[Items listed in a dataset]
--- START ---
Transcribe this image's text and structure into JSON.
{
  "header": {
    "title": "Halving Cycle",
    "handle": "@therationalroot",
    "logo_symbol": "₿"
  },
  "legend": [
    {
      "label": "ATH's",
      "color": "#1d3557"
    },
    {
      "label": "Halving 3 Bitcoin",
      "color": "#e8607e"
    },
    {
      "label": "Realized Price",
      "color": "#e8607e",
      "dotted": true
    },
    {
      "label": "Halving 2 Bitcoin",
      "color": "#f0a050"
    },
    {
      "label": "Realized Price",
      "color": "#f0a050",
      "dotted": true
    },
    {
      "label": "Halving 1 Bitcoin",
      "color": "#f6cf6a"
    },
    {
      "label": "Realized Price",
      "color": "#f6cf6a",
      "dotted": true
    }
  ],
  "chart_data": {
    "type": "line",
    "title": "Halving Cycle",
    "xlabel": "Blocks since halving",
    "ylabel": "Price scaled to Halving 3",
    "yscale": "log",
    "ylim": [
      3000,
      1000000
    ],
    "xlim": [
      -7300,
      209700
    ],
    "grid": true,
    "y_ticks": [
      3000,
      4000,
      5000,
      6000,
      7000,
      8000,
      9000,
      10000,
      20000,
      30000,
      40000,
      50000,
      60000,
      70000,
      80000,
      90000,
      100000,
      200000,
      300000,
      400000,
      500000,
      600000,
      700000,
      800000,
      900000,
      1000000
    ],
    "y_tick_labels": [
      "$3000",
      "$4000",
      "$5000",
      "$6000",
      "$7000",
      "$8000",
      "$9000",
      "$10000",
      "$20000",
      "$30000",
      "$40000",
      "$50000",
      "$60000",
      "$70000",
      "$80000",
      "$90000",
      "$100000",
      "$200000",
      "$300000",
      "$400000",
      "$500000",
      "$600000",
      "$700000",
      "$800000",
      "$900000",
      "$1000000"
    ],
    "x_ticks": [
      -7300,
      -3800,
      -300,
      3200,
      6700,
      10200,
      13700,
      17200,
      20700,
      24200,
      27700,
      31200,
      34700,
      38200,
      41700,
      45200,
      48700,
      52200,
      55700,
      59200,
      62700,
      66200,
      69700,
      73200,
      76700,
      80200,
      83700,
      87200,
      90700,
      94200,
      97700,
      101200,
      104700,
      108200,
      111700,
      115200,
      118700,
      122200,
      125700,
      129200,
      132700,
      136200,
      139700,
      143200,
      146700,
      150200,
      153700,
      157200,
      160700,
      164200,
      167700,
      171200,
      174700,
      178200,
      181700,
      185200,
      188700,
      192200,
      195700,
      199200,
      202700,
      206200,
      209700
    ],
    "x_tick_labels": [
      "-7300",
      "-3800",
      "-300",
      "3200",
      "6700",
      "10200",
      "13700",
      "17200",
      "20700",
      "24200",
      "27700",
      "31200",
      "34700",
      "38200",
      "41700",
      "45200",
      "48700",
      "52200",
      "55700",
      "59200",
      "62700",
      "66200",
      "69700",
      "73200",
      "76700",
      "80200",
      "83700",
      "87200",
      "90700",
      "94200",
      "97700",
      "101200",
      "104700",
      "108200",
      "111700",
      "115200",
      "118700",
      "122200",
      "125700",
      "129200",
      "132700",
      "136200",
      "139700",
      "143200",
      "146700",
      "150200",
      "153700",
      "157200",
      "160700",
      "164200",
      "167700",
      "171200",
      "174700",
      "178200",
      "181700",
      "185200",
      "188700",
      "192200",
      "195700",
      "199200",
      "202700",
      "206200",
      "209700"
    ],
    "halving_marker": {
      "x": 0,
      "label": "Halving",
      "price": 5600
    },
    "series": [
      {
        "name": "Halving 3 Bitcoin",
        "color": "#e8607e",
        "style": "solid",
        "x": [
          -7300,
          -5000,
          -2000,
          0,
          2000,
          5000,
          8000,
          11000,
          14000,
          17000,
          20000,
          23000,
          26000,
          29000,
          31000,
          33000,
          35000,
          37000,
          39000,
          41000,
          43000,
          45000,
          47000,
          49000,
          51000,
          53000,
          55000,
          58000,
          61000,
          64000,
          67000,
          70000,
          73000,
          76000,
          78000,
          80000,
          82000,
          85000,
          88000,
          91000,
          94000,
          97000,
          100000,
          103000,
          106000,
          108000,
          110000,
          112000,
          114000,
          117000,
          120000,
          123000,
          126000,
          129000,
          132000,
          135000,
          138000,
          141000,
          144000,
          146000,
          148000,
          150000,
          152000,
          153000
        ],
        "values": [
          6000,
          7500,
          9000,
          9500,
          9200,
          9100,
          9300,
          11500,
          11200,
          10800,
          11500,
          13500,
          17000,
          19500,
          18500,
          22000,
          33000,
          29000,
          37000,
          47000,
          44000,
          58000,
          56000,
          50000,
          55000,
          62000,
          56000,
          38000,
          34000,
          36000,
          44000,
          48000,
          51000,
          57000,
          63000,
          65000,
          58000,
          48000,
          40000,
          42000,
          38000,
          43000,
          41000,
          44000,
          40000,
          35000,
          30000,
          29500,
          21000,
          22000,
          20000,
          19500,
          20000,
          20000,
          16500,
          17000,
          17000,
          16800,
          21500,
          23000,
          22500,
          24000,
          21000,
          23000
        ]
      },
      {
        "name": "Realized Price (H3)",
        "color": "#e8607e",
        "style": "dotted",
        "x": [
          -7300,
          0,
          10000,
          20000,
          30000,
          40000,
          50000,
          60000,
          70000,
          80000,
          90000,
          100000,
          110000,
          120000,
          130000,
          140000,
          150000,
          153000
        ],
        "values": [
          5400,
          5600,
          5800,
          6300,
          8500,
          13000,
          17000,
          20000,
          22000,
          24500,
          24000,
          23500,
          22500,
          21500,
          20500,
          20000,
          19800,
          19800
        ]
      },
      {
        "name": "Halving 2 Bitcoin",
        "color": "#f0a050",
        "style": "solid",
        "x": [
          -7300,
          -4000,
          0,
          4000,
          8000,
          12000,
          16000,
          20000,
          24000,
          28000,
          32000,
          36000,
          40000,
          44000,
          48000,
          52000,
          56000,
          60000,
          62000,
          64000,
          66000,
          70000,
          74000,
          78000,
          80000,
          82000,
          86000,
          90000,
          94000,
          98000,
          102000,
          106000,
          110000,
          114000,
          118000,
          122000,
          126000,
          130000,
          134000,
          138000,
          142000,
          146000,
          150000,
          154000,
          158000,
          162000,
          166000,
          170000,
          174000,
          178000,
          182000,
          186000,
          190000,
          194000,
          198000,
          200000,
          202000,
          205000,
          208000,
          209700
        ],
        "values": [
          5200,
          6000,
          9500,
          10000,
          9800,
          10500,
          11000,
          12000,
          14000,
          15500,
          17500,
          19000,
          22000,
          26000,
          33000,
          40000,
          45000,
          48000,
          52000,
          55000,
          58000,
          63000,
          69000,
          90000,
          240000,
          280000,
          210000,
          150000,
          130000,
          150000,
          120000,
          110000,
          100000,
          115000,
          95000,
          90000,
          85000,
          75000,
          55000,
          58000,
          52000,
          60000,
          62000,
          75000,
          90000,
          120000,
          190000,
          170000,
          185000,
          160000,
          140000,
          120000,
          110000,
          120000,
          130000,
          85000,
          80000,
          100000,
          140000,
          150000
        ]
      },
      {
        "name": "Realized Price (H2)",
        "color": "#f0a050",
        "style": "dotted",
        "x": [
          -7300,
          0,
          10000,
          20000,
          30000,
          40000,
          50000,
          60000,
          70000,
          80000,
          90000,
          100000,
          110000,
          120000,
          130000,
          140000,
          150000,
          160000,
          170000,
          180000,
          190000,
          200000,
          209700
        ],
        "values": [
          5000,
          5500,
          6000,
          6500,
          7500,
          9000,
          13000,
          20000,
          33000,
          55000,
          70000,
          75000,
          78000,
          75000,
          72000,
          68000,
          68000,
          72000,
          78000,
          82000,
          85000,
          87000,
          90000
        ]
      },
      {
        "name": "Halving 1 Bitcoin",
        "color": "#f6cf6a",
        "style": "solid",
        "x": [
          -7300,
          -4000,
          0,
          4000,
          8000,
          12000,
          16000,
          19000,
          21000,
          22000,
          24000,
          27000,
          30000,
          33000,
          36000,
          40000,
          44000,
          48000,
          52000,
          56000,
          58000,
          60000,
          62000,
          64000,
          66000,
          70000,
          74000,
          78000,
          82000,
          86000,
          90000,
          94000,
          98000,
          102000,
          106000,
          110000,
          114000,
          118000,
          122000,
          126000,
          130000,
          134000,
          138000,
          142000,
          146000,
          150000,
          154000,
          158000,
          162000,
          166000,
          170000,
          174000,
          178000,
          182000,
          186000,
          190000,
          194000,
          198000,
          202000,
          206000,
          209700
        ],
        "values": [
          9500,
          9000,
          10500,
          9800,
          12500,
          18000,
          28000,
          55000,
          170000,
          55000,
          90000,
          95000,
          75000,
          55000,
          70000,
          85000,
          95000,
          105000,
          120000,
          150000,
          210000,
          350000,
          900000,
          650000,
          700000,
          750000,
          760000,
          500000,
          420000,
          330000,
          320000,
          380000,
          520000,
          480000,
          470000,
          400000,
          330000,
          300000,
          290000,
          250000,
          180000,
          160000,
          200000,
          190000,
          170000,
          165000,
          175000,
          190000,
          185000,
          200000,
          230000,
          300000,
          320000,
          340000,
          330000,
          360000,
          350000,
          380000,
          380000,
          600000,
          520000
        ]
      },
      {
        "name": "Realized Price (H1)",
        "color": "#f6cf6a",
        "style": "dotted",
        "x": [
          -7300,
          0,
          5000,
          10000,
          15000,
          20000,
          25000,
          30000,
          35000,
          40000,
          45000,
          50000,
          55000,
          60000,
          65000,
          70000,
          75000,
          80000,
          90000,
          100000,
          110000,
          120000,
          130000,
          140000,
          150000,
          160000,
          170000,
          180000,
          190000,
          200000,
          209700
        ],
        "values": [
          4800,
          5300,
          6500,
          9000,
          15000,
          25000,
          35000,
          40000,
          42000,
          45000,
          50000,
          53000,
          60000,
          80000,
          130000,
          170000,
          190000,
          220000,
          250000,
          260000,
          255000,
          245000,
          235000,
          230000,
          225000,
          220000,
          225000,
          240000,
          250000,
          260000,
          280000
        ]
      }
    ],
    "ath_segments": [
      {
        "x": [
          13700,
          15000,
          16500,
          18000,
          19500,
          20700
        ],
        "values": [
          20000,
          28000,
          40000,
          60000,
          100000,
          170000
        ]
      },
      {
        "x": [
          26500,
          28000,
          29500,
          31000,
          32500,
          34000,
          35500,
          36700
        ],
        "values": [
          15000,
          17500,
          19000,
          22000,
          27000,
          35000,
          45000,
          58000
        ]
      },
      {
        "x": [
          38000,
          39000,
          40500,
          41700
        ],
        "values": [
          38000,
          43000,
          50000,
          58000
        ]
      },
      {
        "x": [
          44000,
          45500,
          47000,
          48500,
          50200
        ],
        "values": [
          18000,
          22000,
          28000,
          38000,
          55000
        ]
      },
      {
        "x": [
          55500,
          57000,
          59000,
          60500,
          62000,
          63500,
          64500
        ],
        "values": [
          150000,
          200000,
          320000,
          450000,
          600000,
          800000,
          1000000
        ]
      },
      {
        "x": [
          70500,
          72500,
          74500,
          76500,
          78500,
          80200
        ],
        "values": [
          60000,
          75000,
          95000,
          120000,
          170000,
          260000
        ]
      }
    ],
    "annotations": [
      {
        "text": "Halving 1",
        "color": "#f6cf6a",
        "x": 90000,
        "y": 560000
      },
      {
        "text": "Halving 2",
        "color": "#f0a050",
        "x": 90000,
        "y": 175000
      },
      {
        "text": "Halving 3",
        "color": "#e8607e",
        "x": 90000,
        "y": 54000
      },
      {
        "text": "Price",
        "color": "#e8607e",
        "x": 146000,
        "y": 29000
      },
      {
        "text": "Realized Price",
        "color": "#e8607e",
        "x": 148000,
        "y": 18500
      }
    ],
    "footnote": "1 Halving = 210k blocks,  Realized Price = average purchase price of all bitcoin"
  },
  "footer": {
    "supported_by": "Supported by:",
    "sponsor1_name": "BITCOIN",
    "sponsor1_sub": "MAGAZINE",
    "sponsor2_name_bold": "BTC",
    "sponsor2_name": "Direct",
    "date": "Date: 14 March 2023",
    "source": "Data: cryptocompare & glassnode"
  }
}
--- END ---
▶ **DIRECTIONS**
Write out every line of the preceding listing that contains "text".

▶ **OUTPUT FOR THIS TASK**
Transcribe this image's text and structure into JSON.
        "text": "Halving 1",
        "text": "Halving 2",
        "text": "Halving 3",
        "text": "Price",
        "text": "Realized Price",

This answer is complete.